| EXERCISE MATERIALS |
# # # # # # #

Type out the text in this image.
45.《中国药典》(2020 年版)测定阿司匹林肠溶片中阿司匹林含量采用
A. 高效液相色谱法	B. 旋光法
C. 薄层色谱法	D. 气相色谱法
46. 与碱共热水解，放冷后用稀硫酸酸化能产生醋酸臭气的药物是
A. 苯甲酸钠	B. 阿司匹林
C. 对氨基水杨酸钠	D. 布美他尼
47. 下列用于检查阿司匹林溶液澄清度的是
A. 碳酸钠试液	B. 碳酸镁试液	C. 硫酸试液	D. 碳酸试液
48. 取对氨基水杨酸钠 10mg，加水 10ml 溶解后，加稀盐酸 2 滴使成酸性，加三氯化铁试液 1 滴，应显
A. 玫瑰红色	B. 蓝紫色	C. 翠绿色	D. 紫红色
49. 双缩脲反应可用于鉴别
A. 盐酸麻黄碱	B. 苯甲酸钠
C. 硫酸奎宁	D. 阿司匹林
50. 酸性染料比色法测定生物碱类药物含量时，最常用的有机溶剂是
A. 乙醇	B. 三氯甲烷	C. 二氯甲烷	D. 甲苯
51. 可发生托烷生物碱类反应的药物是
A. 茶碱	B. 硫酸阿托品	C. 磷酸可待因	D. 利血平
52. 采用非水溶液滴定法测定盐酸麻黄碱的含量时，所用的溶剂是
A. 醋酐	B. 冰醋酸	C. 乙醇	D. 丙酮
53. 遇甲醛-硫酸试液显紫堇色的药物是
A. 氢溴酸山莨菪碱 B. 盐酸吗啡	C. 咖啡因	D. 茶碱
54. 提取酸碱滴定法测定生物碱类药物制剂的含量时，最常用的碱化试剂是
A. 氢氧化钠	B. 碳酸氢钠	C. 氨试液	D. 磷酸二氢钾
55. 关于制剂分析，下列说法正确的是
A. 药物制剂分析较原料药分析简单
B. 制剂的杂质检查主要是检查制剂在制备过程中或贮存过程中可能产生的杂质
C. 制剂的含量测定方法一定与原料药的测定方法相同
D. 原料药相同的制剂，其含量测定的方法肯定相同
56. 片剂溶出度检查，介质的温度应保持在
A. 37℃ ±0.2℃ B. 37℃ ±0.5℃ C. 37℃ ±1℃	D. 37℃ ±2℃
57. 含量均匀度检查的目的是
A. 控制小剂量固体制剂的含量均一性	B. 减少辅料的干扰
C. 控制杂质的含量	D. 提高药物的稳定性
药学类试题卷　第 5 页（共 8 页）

# # # # # # #

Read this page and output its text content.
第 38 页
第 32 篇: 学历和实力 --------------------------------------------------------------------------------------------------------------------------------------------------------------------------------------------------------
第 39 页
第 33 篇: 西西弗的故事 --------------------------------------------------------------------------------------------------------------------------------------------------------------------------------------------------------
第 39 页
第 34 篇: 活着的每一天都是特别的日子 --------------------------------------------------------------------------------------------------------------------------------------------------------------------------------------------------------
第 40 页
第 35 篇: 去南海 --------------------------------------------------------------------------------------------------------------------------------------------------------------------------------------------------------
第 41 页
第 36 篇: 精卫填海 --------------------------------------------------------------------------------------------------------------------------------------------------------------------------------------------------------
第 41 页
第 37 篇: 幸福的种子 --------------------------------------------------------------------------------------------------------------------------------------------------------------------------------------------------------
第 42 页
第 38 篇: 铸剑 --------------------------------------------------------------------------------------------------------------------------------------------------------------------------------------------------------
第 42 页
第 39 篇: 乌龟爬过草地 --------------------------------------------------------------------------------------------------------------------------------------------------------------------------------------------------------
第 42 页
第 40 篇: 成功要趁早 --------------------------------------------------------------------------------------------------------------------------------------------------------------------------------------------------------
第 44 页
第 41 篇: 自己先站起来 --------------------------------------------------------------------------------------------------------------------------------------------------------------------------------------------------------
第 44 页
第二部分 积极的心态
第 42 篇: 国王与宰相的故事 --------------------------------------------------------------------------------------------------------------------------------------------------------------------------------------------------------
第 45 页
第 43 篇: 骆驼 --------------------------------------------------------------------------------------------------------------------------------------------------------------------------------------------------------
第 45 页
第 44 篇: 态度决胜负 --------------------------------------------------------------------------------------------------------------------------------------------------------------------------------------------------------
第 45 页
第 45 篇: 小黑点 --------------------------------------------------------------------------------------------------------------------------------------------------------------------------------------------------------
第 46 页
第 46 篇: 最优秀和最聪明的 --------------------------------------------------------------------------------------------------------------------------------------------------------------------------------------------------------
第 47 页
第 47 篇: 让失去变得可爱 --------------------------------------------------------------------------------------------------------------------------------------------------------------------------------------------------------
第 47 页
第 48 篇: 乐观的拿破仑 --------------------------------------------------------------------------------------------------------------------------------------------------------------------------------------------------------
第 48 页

# # # # # # #

| WHAT NEEDS TO BE DONE |
Extract from the material all lines containing the string "text".

| FINISHED TASK |
Type out the text in this image.
Read this page and output its text content.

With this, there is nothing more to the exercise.